- **STATED PROBLEM**
Every record that follows must be duplicated exactly, with images left out.

:: EXERCISE MATERIALS

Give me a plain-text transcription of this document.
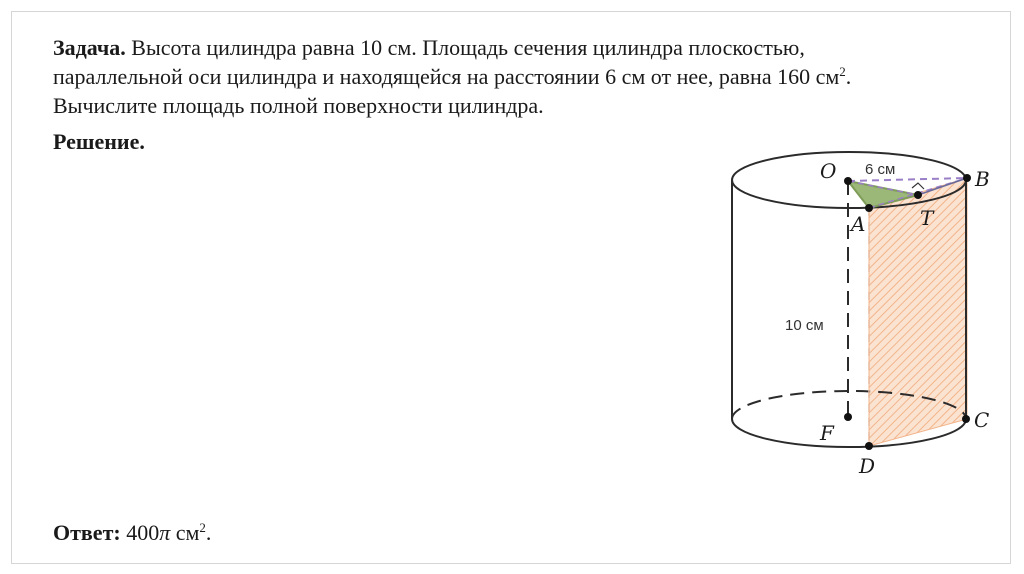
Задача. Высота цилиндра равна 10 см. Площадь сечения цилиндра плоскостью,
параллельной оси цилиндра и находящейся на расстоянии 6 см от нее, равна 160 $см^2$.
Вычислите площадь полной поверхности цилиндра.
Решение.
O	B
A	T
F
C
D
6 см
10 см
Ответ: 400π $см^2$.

::::

- **RIGHT ANSWER**
Give me a plain-text transcription of this document.
Задача. Высота цилиндра равна 10 см. Площадь сечения цилиндра плоскостью,
параллельной оси цилиндра и находящейся на расстоянии 6 см от нее, равна 160 $см^2$.
Вычислите площадь полной поверхности цилиндра.
Решение.
O	B
A	T
F
C
D
6 см
10 см
Ответ: 400π $см^2$.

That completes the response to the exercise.